Objectif: D'après l'extrait, avec qui l'organisme « Langues Plurielles » a-t-il été fondé ?

+++ Extrait choisi +++

Depuis 9 ans, je suis directrice de « Langues Plurielles ». C'est un organisme de formation linguistique, sous forme de Scop (société coopérative et participative), que j'ai fondé avec Anna Cattan.

Nous montons des projets de formation en français et compétences clés qui vont de l'alphabétisation au perfectionnement en français. Parmi nos stagiaires, il y a des personnes qui n'ont pas eu la chance d'apprendre à lire et à écrire, enfants, dans leur pays d'origine, des personnes qui apprennent le français en venant vivre en France, des personnes sorties tôt du système scolaire et qui se retrouvent à l'âge adulte en situation d’illettrisme, ou encore des personnes ayant fait des études brillantes mais dont l'orthographe est le talon d'Achille !

Puisque tu me demandes de me définir autrement, je dirais que je suis une Parisienne bretonne qui a grandi dans le 93 et qui aime voyager ! Une passionnée d'arts vivants (dont le théâtre d'objets et la marionnette), une lectrice, une marcheuse, une yogi, une amie aussi...



Investir la culture avec une formation de traductrice a fait germer un projet

J'ai d'abord fait des études de langues, dans l'idée de devenir traductrice. Puis j'ai craint que cela soit un métier trop solitaire et j'ai pensé à la recherche universitaire. En maîtrise, pour préparer une entrée en DEA, j'ai fait un mémoire sur l'exil des artistes du Cône sud en France (accompagné par une formidable tutrice et grand historienne argentine, Marina Franco). C'était passionnant mais j'étais très jeune et je trouvais dur de questionner l'histoire... J'avais envie d'agir concrètement dans le présent, un tout autre positionnement...


Je me suis dit que peut-être cela serait intéressant de travailler dans une institution publique. J'habitais Pigalle à l'époque et j'ai contacté Danielle Fournier, élue en charge de la culture à la Mairie du 18e. Elle m'a proposé de travailler avec elle à l'organisation d'un événement « Les rencontres culture » pour réfléchir aux liens entre acteurs culturels et acteurs sociaux sur le territoire. C'était en 2004. Ce stage a été très riche en enseignements... Rencontrer différents acteurs, comprendre leurs enjeux, identifier les besoins des habitants de quartiers donnés, réfléchir à une politique locale pertinente, c'était à la fois de la réflexion et du concret, je trouvais bien là mon chemin. En parallèle, je me suis alors inscrite dans un DESS « Tourisme, Culture et Environnement » proposé par Paris I - La Sorbonne en partenariat avec l'Unesco. Je cherchais à me former à des outils de pilotage de projet.

+++ Données disponibles +++

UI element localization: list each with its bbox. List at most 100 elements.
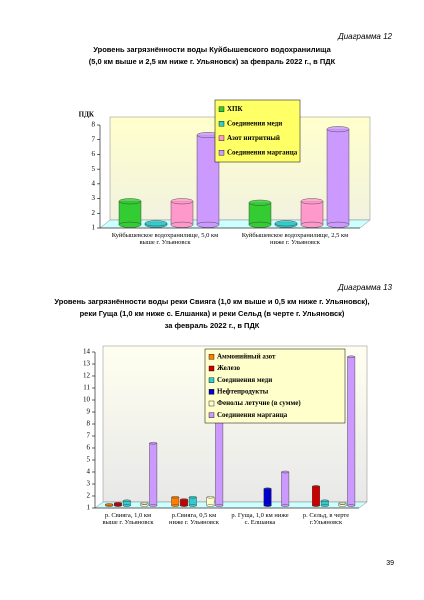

+++

Réponse attendue: Avec Anna Cattan.